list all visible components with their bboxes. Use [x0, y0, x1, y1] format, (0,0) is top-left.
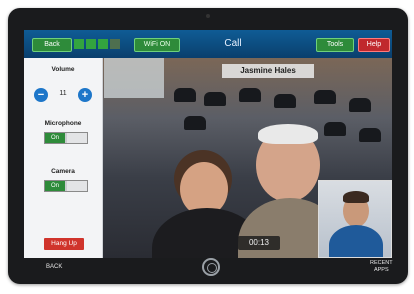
microphone-toggle-state: On: [45, 133, 65, 143]
tools-button[interactable]: Tools: [316, 38, 354, 52]
front-camera: [206, 14, 210, 18]
signal-strength-indicator: [74, 39, 120, 49]
call-timer: 00:13: [238, 236, 280, 250]
hang-up-button[interactable]: Hang Up: [44, 238, 84, 250]
background-chair: [349, 98, 371, 112]
home-button-icon[interactable]: [202, 258, 220, 276]
background-chair: [239, 88, 261, 102]
volume-down-button[interactable]: −: [34, 88, 48, 102]
person-hair: [258, 124, 318, 144]
background-chair: [359, 128, 381, 142]
wifi-status-button[interactable]: WiFi ON: [134, 38, 180, 52]
caller-name-label: Jasmine Hales: [222, 64, 314, 78]
microphone-label: Microphone: [44, 120, 82, 127]
top-bar: Back WiFi ON Call Tools Help: [24, 30, 392, 58]
background-chair: [204, 92, 226, 106]
microphone-toggle[interactable]: On: [44, 132, 88, 144]
toggle-knob: [67, 133, 87, 143]
tablet-frame: Back WiFi ON Call Tools Help Jasmine Hal…: [8, 8, 408, 284]
call-control-panel: Volume − 11 + Microphone On Camera On Ha…: [24, 58, 103, 258]
volume-up-button[interactable]: +: [78, 88, 92, 102]
app-screen: Back WiFi ON Call Tools Help Jasmine Hal…: [24, 30, 392, 258]
background-window: [104, 58, 164, 98]
person-body: [329, 225, 383, 257]
background-chair: [314, 90, 336, 104]
volume-label: Volume: [51, 66, 75, 73]
help-button[interactable]: Help: [358, 38, 390, 52]
background-chair: [174, 88, 196, 102]
camera-toggle-state: On: [45, 181, 65, 191]
recent-apps-label-line2: APPS: [373, 267, 389, 273]
camera-label: Camera: [51, 168, 75, 175]
background-chair: [274, 94, 296, 108]
recent-apps-label-line1: RECENT: [370, 260, 393, 266]
back-button[interactable]: Back: [32, 38, 72, 52]
volume-value: 11: [59, 90, 67, 97]
background-chair: [324, 122, 346, 136]
self-view-video[interactable]: [318, 180, 392, 258]
camera-toggle[interactable]: On: [44, 180, 88, 192]
person-hair: [343, 191, 369, 203]
toggle-knob: [67, 181, 87, 191]
device-back-button[interactable]: BACK: [46, 264, 62, 270]
recent-apps-button[interactable]: RECENT APPS: [370, 260, 393, 274]
background-chair: [184, 116, 206, 130]
page-title: Call: [224, 38, 242, 49]
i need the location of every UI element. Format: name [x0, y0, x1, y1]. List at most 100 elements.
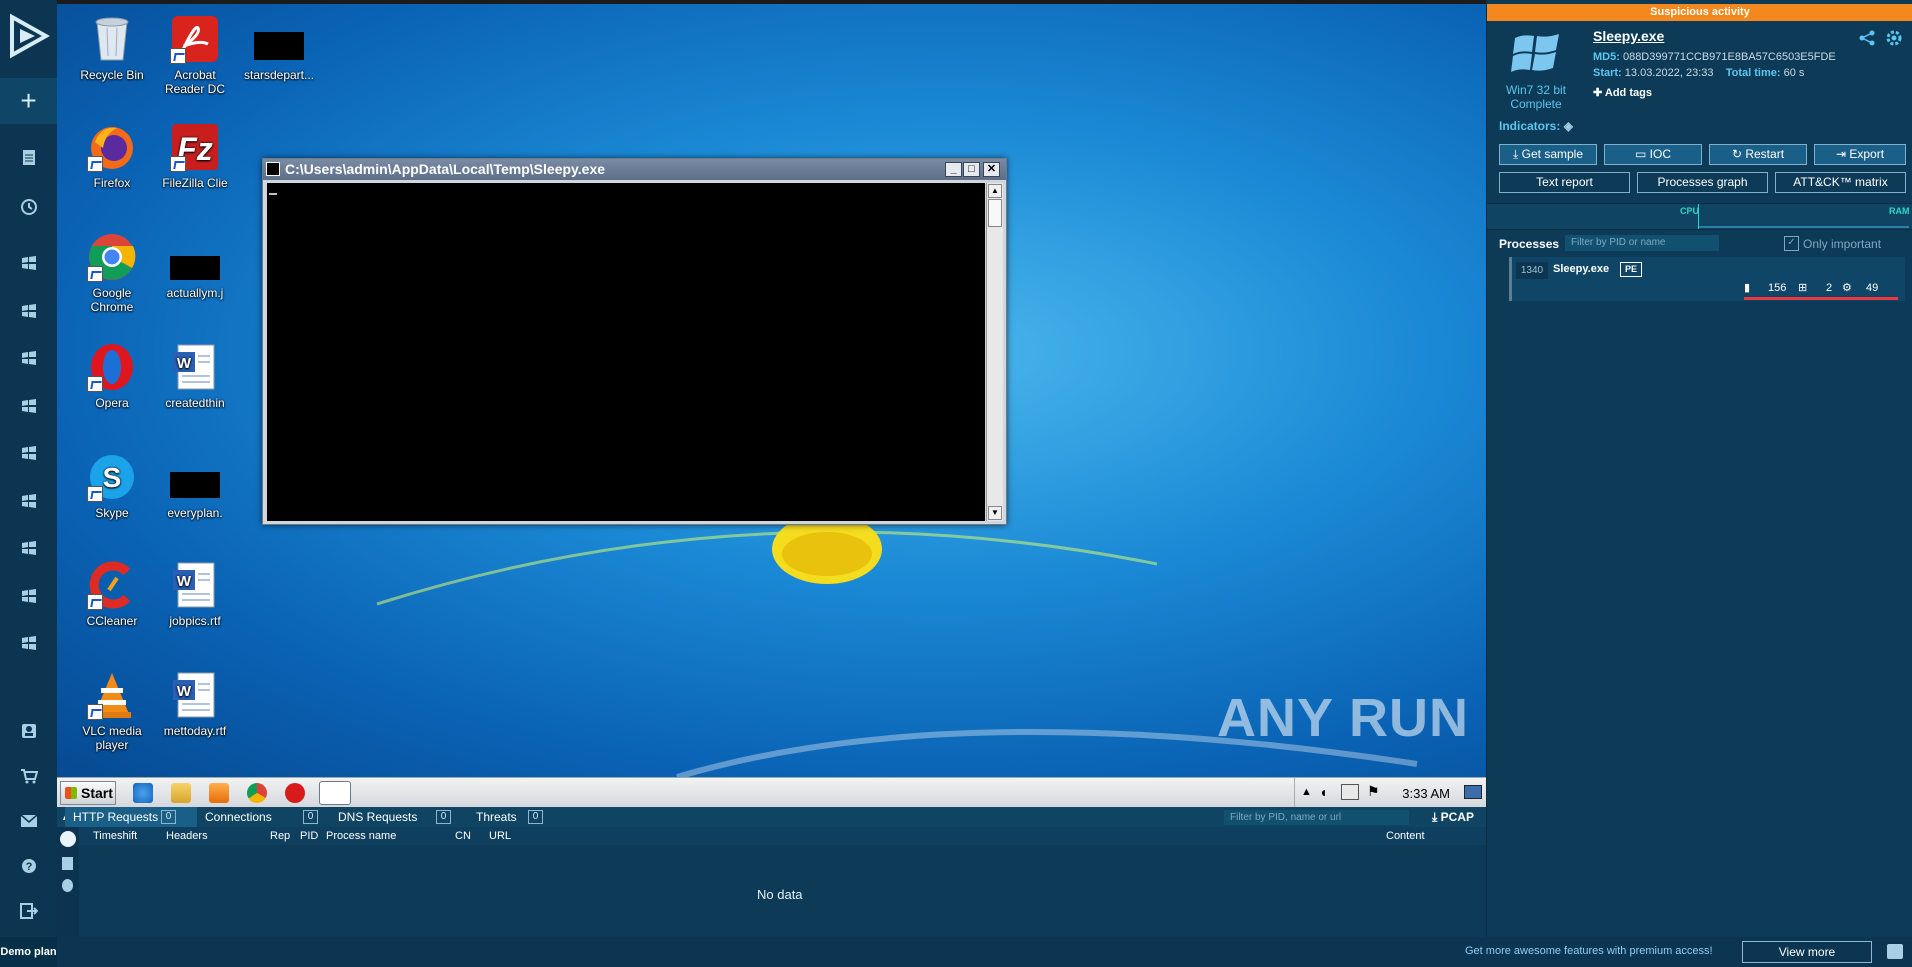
scroll-down-arrow-icon[interactable]: ▼ — [988, 506, 1002, 520]
tab-threats[interactable]: Threats 0 — [468, 807, 548, 827]
action-center-flag-icon[interactable]: ⚑ — [1367, 783, 1380, 800]
task-windows-icon[interactable] — [0, 389, 57, 423]
col-content[interactable]: Content — [1386, 827, 1425, 845]
col-process-name[interactable]: Process name — [326, 827, 396, 845]
maximize-button[interactable]: □ — [963, 162, 980, 177]
task-windows-icon[interactable] — [0, 341, 57, 375]
tab-connections[interactable]: Connections 0 — [197, 807, 323, 827]
history-icon[interactable] — [0, 190, 57, 224]
desktop-icon-skype[interactable]: S Skype — [70, 452, 154, 520]
console-scrollbar[interactable]: ▲ ▼ — [986, 183, 1003, 521]
globe-icon[interactable] — [60, 831, 76, 847]
sample-filename[interactable]: Sleepy.exe — [1593, 28, 1664, 44]
bug-icon[interactable] — [62, 879, 73, 892]
task-windows-icon[interactable] — [0, 246, 57, 280]
col-pid[interactable]: PID — [300, 827, 318, 845]
task-windows-icon[interactable] — [0, 531, 57, 565]
ioc-button[interactable]: ▭ IOC — [1604, 144, 1702, 165]
export-button[interactable]: ⇥ Export — [1814, 144, 1906, 165]
desktop-icon-firefox[interactable]: Firefox — [70, 122, 154, 190]
desktop-icon-everyplan[interactable]: everyplan. — [153, 452, 237, 520]
new-task-button[interactable]: + — [0, 78, 57, 124]
get-sample-button[interactable]: ⤓ Get sample — [1499, 144, 1597, 165]
network-tabs: ▲ HTTP Requests0 Connections0 DNS Reques… — [57, 807, 1486, 827]
desktop-icon-actuallym[interactable]: actuallym.j — [153, 232, 237, 300]
col-timeshift[interactable]: Timeshift — [93, 827, 137, 845]
desktop-icon-createdthin[interactable]: W createdthin — [153, 342, 237, 410]
desktop-icon-recycle-bin[interactable]: Recycle Bin — [70, 14, 154, 82]
tab-dns-requests[interactable]: DNS Requests 0 — [330, 807, 456, 827]
desktop-icon-acrobat[interactable]: Acrobat Reader DC — [153, 14, 237, 96]
only-important-checkbox[interactable]: Only important — [1783, 236, 1881, 251]
taskbar-clock[interactable]: 3:33 AM — [1402, 786, 1450, 801]
vm-desktop[interactable]: Recycle Bin Acrobat Reader DC starsdepar… — [57, 4, 1486, 777]
task-windows-icon[interactable] — [0, 294, 57, 328]
registry-icon: ⚙ — [1842, 282, 1852, 294]
chrome-taskbar-icon[interactable] — [247, 783, 267, 803]
desktop-icon-starsdepart[interactable]: starsdepart... — [237, 14, 321, 82]
settings-gear-icon[interactable] — [1885, 29, 1903, 47]
task-windows-icon[interactable] — [0, 626, 57, 660]
task-windows-icon[interactable] — [0, 436, 57, 470]
restart-button[interactable]: ↻ Restart — [1709, 144, 1807, 165]
console-window[interactable]: C:\Users\admin\AppData\Local\Temp\Sleepy… — [262, 158, 1007, 525]
desktop-icon-vlc[interactable]: VLC media player — [70, 670, 154, 752]
close-button[interactable]: ✕ — [983, 162, 1000, 177]
tray-expand-icon[interactable]: ▲ — [1301, 786, 1312, 798]
minimize-button[interactable]: _ — [945, 162, 962, 177]
col-rep[interactable]: Rep — [270, 827, 290, 845]
desktop-icon-jobpics[interactable]: W jobpics.rtf — [153, 560, 237, 628]
col-url[interactable]: URL — [489, 827, 511, 845]
ie-taskbar-icon[interactable] — [133, 783, 153, 803]
console-output[interactable] — [267, 183, 985, 521]
help-icon[interactable]: ? — [0, 849, 57, 883]
pcap-download-button[interactable]: ⤓ PCAP — [1432, 807, 1474, 827]
col-headers[interactable]: Headers — [166, 827, 208, 845]
scroll-up-arrow-icon[interactable]: ▲ — [988, 184, 1002, 198]
demo-plan-badge[interactable]: Demo plan — [0, 937, 57, 967]
logout-icon[interactable] — [0, 894, 57, 928]
desktop-icon-opera[interactable]: Opera — [70, 342, 154, 410]
console-title-bar[interactable]: C:\Users\admin\AppData\Local\Temp\Sleepy… — [263, 159, 1006, 180]
network-icon[interactable] — [1341, 784, 1359, 800]
processes-graph-button[interactable]: Processes graph — [1637, 172, 1768, 193]
share-icon[interactable] — [1859, 30, 1875, 46]
thumbs-up-icon[interactable] — [1887, 944, 1903, 959]
desktop-icon-filezilla[interactable]: Fz FileZilla Clie — [153, 122, 237, 190]
add-tags-button[interactable]: ✚ Add tags — [1593, 86, 1652, 99]
explorer-taskbar-icon[interactable] — [171, 783, 191, 803]
indicator-icon[interactable]: ◈ — [1564, 119, 1573, 133]
volume-icon[interactable]: ◖ — [1319, 784, 1327, 800]
md5-value[interactable]: 088D399771CCB971E8BA57C6503E5FDE — [1623, 51, 1836, 63]
file-icon[interactable] — [62, 857, 73, 870]
mail-icon[interactable] — [0, 804, 57, 838]
task-windows-icon[interactable] — [0, 579, 57, 613]
anyrun-logo[interactable] — [0, 4, 57, 68]
process-filter-input[interactable]: Filter by PID or name — [1565, 235, 1719, 251]
console-taskbar-button[interactable] — [319, 781, 351, 805]
svg-text:S: S — [103, 462, 122, 493]
profile-icon[interactable] — [0, 714, 57, 748]
network-side-tools — [57, 827, 79, 937]
start-button[interactable]: Start — [60, 781, 116, 805]
attck-matrix-button[interactable]: ATT&CK™ matrix — [1775, 172, 1906, 193]
network-filter-input[interactable]: Filter by PID, name or url — [1224, 810, 1409, 825]
text-report-button[interactable]: Text report — [1499, 172, 1630, 193]
vlc-icon — [87, 670, 137, 720]
scroll-thumb[interactable] — [988, 199, 1002, 227]
opera-taskbar-icon[interactable] — [285, 783, 305, 803]
opera-icon — [87, 342, 137, 392]
desktop-icon-chrome[interactable]: Google Chrome — [70, 232, 154, 314]
task-windows-icon[interactable] — [0, 484, 57, 518]
reports-icon[interactable] — [0, 140, 57, 174]
col-cn[interactable]: CN — [455, 827, 471, 845]
ccleaner-icon — [87, 560, 137, 610]
tab-http-requests[interactable]: HTTP Requests 0 — [65, 807, 197, 827]
desktop-icon-ccleaner[interactable]: CCleaner — [70, 560, 154, 628]
desktop-icon-mettoday[interactable]: W mettoday.rtf — [153, 670, 237, 738]
process-row[interactable]: 1340 Sleepy.exe PE ▮ 156 ⊞ 2 ⚙ 49 — [1509, 257, 1905, 301]
view-more-button[interactable]: View more — [1742, 941, 1872, 963]
show-desktop-icon[interactable] — [1464, 785, 1482, 799]
cart-icon[interactable] — [0, 759, 57, 793]
media-player-taskbar-icon[interactable] — [209, 783, 229, 803]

________________________________________

**Task:** Transcribe the entries in Block 1 line for line, beginning at the line that contains "microphone-toggle-state: On: [45, 133, 65, 143]" and ending after the line that contains "volume-down-button[interactable]: −: [34, 88, 48, 102]", with both of those lines included.

**Task solution:**
microphone-toggle-state: On: [45, 133, 65, 143]
tools-button[interactable]: Tools: [316, 38, 354, 52]
front-camera: [206, 14, 210, 18]
signal-strength-indicator: [74, 39, 120, 49]
call-timer: 00:13: [238, 236, 280, 250]
hang-up-button[interactable]: Hang Up: [44, 238, 84, 250]
background-chair: [349, 98, 371, 112]
home-button-icon[interactable]: [202, 258, 220, 276]
background-chair: [239, 88, 261, 102]
volume-down-button[interactable]: −: [34, 88, 48, 102]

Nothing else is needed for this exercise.